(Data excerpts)
□ □ □ □
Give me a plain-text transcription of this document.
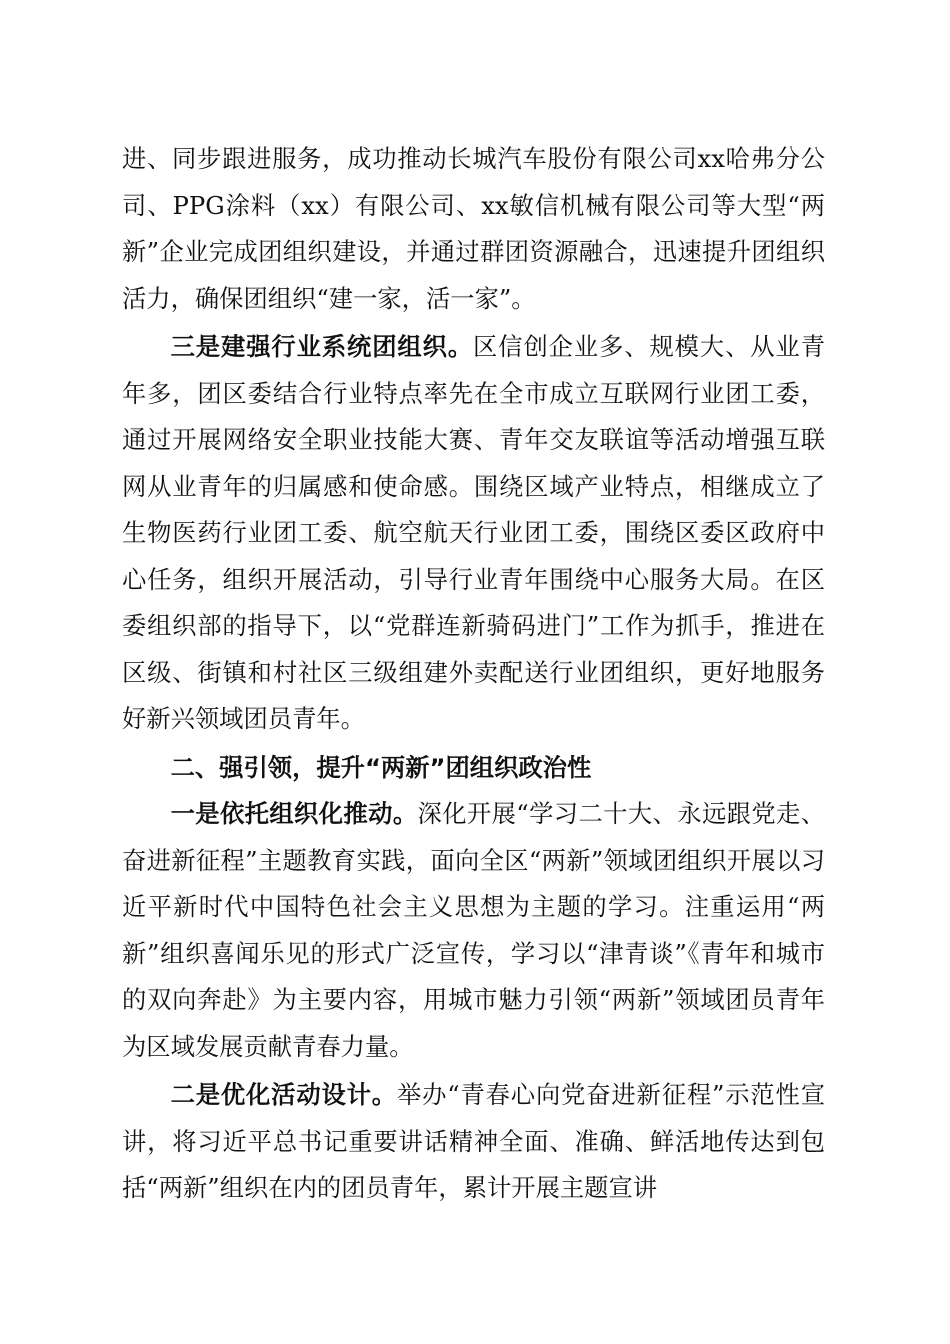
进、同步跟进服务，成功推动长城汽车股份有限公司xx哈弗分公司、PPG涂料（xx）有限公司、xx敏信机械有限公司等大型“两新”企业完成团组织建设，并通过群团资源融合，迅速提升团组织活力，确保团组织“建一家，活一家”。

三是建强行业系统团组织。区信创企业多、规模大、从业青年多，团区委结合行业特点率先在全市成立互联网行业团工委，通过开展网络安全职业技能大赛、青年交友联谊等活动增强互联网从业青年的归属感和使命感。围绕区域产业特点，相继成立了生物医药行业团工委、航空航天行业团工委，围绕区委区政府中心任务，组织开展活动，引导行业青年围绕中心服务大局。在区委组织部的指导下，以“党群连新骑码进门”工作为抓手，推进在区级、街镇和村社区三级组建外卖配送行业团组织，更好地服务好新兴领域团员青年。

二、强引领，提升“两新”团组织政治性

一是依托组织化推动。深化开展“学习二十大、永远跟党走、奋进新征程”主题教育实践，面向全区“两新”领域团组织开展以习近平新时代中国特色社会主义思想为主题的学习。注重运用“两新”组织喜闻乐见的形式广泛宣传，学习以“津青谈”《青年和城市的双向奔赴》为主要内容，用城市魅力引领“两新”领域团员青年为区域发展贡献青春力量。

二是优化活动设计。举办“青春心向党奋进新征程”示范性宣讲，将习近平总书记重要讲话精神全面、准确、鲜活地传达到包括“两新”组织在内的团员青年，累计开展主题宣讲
□ □ □ □
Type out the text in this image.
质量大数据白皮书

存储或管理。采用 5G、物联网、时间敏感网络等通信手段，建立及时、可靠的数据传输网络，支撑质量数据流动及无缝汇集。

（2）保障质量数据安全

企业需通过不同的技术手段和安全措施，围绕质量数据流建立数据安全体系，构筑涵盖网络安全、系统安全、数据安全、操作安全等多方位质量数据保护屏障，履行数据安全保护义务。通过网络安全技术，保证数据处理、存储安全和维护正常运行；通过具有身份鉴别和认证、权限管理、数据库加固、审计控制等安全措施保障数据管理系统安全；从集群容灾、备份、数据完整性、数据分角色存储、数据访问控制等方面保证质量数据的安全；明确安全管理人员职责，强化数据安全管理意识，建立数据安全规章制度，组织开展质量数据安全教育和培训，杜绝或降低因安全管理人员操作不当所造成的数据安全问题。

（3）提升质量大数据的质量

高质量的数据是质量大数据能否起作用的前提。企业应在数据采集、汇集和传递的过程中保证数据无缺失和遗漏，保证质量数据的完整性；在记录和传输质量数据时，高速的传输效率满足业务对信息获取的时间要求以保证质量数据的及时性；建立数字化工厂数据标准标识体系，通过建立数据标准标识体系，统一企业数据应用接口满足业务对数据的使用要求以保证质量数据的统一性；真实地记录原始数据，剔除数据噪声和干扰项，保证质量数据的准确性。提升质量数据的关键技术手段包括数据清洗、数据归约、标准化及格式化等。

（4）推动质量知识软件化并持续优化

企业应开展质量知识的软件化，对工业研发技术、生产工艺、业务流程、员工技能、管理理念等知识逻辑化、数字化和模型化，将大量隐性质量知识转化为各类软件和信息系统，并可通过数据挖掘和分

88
□ □ □ □
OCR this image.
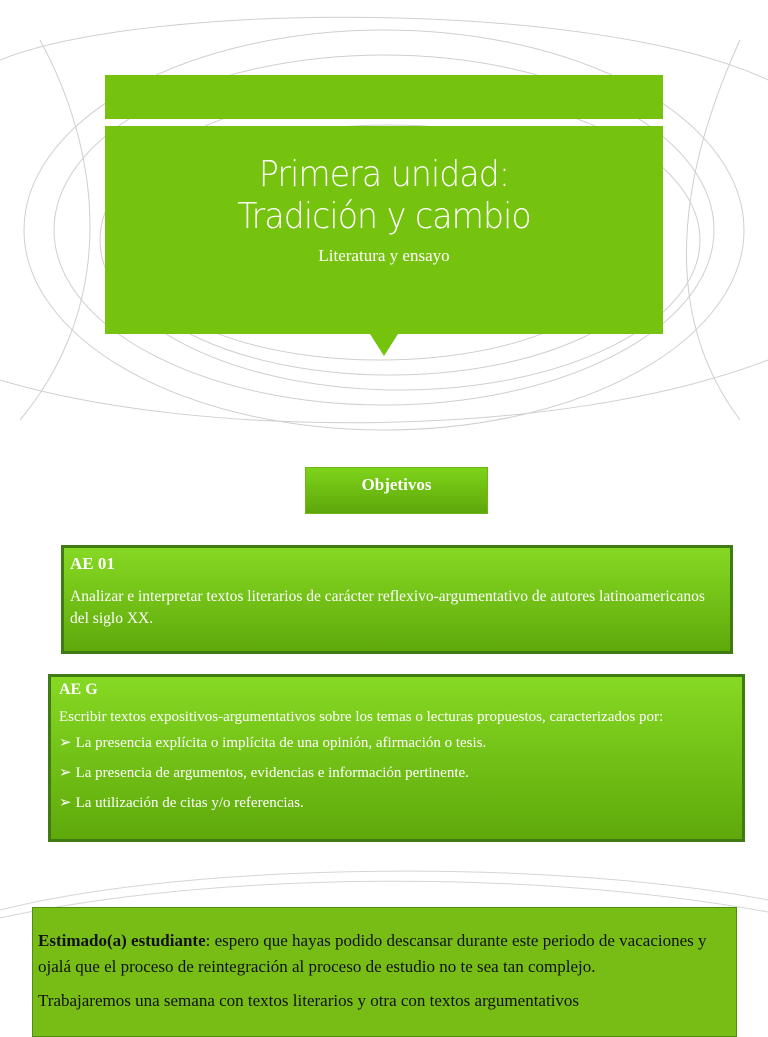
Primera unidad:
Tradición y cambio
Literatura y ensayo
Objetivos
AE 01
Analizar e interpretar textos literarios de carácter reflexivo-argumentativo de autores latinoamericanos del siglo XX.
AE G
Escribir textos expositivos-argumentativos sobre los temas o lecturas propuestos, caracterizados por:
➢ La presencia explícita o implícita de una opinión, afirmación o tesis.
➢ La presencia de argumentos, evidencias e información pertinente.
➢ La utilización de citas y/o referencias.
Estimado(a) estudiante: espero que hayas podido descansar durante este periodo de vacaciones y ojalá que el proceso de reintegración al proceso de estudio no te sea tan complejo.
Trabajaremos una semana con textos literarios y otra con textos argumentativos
□ □ □ □
Your objective — Tally the lines of the listing above that include the word "this". Answer with the number alone.

Solution to the problem — 3